▼▼▼
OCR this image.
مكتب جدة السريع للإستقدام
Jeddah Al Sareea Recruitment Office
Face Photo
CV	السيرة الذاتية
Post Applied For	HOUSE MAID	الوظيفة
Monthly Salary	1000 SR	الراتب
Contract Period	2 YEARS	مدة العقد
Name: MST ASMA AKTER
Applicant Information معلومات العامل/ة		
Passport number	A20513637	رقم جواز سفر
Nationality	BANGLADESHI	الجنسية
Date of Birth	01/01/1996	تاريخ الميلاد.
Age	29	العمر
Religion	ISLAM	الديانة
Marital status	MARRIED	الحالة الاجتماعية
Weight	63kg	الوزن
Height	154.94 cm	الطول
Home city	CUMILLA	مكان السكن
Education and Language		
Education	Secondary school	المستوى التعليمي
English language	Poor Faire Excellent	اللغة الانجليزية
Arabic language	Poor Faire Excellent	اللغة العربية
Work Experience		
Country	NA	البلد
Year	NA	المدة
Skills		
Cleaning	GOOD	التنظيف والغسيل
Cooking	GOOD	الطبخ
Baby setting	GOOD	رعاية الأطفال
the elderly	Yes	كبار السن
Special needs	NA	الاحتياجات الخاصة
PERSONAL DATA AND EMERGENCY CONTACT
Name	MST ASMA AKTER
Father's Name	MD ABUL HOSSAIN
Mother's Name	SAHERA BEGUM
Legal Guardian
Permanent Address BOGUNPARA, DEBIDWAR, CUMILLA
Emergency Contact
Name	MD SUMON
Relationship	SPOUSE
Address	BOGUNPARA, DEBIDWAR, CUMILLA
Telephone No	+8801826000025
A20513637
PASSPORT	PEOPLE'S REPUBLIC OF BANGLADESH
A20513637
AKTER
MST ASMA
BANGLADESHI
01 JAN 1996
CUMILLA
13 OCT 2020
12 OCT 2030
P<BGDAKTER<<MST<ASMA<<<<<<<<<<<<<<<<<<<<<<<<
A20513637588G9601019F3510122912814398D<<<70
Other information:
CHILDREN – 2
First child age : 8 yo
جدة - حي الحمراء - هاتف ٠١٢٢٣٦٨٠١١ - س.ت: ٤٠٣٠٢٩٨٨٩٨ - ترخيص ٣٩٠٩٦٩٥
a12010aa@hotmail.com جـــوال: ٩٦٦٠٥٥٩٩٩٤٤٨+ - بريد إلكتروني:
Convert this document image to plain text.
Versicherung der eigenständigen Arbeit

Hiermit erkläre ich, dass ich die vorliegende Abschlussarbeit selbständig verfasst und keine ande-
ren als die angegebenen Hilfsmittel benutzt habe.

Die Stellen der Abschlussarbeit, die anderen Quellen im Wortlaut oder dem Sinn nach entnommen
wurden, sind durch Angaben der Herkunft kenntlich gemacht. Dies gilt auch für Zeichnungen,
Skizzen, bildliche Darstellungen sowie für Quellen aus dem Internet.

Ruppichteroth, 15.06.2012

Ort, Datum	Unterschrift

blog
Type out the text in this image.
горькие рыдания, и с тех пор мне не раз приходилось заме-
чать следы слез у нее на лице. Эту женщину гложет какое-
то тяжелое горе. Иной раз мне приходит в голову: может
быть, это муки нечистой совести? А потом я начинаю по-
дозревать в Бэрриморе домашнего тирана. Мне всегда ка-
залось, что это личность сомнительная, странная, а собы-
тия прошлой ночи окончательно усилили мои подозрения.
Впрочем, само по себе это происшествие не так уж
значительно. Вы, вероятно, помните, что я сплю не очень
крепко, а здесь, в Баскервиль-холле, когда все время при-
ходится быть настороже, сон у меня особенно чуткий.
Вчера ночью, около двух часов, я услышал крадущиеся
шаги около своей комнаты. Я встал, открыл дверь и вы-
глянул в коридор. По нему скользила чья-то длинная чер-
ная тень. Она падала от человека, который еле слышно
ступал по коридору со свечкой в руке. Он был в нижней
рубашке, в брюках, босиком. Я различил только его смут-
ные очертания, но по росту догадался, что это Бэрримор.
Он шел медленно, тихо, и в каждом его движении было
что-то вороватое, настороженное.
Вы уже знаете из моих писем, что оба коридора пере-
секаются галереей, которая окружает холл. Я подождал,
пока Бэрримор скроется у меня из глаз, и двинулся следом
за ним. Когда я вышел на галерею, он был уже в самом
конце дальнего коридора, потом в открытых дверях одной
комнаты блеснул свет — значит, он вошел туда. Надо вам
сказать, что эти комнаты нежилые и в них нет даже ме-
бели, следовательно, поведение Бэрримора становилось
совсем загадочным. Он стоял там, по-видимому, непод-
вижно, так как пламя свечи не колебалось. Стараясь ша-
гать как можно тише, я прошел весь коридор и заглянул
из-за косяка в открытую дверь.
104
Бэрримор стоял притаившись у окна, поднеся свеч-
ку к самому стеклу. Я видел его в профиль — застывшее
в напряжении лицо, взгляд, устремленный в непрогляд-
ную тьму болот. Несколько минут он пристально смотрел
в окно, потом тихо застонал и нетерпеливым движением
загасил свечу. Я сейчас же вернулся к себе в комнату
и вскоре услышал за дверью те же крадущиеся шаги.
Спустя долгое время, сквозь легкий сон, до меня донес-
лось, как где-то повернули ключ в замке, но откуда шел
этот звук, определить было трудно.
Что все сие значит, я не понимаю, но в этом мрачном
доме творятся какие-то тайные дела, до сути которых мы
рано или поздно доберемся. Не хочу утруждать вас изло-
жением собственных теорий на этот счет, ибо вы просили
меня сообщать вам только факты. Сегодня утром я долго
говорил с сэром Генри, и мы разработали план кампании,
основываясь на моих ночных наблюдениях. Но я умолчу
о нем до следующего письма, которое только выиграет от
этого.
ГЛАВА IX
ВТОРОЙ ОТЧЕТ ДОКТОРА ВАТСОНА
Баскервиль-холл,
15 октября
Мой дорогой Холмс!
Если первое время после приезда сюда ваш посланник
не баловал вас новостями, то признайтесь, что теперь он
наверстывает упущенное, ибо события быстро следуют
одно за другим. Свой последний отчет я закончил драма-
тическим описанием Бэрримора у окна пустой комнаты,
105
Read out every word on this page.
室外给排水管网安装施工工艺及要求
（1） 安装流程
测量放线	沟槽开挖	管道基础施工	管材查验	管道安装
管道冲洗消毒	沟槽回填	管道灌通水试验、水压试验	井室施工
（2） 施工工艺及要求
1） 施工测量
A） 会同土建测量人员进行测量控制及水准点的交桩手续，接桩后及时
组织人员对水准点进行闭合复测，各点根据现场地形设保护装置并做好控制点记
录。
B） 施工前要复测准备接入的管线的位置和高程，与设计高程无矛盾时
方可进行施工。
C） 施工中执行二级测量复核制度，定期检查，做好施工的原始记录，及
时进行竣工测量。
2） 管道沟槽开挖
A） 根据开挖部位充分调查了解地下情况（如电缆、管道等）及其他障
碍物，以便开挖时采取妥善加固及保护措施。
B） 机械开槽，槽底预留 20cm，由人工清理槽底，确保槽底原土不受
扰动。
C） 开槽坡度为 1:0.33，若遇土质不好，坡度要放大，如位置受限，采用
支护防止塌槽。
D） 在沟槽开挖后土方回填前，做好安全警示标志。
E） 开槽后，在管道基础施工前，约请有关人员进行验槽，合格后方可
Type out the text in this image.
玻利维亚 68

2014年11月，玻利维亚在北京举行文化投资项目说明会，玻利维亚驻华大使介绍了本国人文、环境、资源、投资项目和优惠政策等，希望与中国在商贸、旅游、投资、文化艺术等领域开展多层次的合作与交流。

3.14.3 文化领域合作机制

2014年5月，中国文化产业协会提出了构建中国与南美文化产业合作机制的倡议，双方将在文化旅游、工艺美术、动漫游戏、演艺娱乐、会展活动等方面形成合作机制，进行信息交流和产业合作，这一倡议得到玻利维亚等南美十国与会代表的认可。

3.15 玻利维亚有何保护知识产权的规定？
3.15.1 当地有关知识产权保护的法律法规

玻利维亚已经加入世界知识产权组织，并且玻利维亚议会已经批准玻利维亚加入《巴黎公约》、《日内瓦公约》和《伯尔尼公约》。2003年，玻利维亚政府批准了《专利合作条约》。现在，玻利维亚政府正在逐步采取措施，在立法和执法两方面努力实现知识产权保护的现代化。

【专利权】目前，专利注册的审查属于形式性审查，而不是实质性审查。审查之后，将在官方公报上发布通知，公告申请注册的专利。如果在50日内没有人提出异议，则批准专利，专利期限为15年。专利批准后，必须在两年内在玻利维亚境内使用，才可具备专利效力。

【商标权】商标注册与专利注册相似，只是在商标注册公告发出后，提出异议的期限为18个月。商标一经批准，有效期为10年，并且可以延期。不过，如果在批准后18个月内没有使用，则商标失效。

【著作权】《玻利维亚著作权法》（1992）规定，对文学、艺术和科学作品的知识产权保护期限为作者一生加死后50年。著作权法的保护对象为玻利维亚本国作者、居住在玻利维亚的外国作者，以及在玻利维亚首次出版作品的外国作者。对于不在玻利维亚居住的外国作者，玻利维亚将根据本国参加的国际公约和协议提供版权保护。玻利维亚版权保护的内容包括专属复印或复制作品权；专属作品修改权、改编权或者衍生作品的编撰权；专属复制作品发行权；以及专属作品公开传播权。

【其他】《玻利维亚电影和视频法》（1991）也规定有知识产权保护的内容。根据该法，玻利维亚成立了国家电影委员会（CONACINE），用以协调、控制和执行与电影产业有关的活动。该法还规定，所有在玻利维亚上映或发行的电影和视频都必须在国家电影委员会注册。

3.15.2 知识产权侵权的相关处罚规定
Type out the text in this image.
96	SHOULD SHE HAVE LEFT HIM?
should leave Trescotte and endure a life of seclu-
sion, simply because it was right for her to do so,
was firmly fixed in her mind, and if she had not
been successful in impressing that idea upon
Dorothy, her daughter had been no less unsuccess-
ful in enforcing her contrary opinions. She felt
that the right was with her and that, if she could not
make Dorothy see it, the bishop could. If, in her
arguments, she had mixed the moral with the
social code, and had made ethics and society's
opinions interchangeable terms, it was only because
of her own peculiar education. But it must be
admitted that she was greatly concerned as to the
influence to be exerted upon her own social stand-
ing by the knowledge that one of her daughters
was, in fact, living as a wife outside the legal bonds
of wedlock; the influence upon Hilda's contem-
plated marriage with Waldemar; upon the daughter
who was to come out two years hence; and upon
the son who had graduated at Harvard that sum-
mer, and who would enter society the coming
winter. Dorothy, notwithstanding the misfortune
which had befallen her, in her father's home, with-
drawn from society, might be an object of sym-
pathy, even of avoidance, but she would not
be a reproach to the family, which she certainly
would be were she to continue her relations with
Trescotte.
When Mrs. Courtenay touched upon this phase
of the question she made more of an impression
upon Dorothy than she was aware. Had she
▲▲▲
| What you will do |
From the listing above, copy out each line where the word "because" appears.

| Answer for this exercise |
sion, simply because it was right for her to do so,
opinions interchangeable terms, it was only because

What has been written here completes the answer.